Dataset entries:
* * * *

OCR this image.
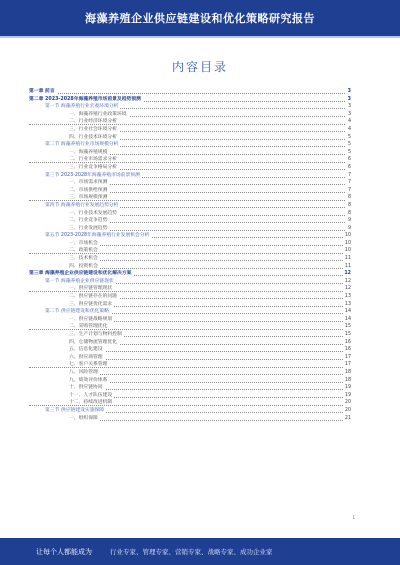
海藻养殖企业供应链建设和优化策略研究报告
内容目录
第一章 前言	3
第二章 2023-2028年海藻养殖市场前景及趋势预测	3
第一节 海藻养殖行业宏观环境分析	3
一、海藻养殖行业政策环境	3
二、行业经济环境分析	4
三、行业社会环境分析	4
四、行业技术环境分析	5
第二节 海藻养殖行业市场规模分析	5
一、海藻养殖规模	5
二、行业市场需求分析	6
三、行业竞争格局分析	6
第三节 2023-2028年海藻养殖市场前景预测	7
一、市场需求预测	7
二、市场供给预测	7
三、市场规模预测	8
第四节 海藻养殖行业发展趋势分析	8
一、行业技术发展趋势	8
二、行业竞争趋势	9
三、行业发展趋势	9
第五节 2023-2028年海藻养殖行业发展机会分析	10
一、市场机会	10
二、政策机会	10
三、技术机会	11
四、投资机会	11
第三章 海藻养殖企业供应链建设和优化解决方案	12
第一节 海藻养殖企业供应链现状	12
一、供应链管理现状	12
二、供应链存在的问题	13
三、供应链优化需求	13
第二节 供应链建设和优化策略	14
一、供应链战略规划	14
二、采购管理优化	15
三、生产计划与物料控制	15
四、仓储物流管理优化	16
五、信息化建设	16
六、供应商管理	17
七、客户关系管理	17
八、风险管理	18
九、绩效评价体系	18
十、供应链协同	19
十一、人才队伍建设	19
十二、持续改进机制	20
第三节 供应链建设实施保障	20
一、组织保障	21
1
让每个人都能成为	行业专家、管理专家、营销专家、战略专家、成功企业家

* * * *

▶ [INSTRUCTION]: Write out again every line above exactly as given; the pictures do not belong in the copy.

▶ [RESPONSE TO THIS TASK]:
OCR this image.
海藻养殖企业供应链建设和优化策略研究报告
内容目录
第一章 前言	3
第二章 2023-2028年海藻养殖市场前景及趋势预测	3
第一节 海藻养殖行业宏观环境分析	3
一、海藻养殖行业政策环境	3
二、行业经济环境分析	4
三、行业社会环境分析	4
四、行业技术环境分析	5
第二节 海藻养殖行业市场规模分析	5
一、海藻养殖规模	5
二、行业市场需求分析	6
三、行业竞争格局分析	6
第三节 2023-2028年海藻养殖市场前景预测	7
一、市场需求预测	7
二、市场供给预测	7
三、市场规模预测	8
第四节 海藻养殖行业发展趋势分析	8
一、行业技术发展趋势	8
二、行业竞争趋势	9
三、行业发展趋势	9
第五节 2023-2028年海藻养殖行业发展机会分析	10
一、市场机会	10
二、政策机会	10
三、技术机会	11
四、投资机会	11
第三章 海藻养殖企业供应链建设和优化解决方案	12
第一节 海藻养殖企业供应链现状	12
一、供应链管理现状	12
二、供应链存在的问题	13
三、供应链优化需求	13
第二节 供应链建设和优化策略	14
一、供应链战略规划	14
二、采购管理优化	15
三、生产计划与物料控制	15
四、仓储物流管理优化	16
五、信息化建设	16
六、供应商管理	17
七、客户关系管理	17
八、风险管理	18
九、绩效评价体系	18
十、供应链协同	19
十一、人才队伍建设	19
十二、持续改进机制	20
第三节 供应链建设实施保障	20
一、组织保障	21
1
让每个人都能成为	行业专家、管理专家、营销专家、战略专家、成功企业家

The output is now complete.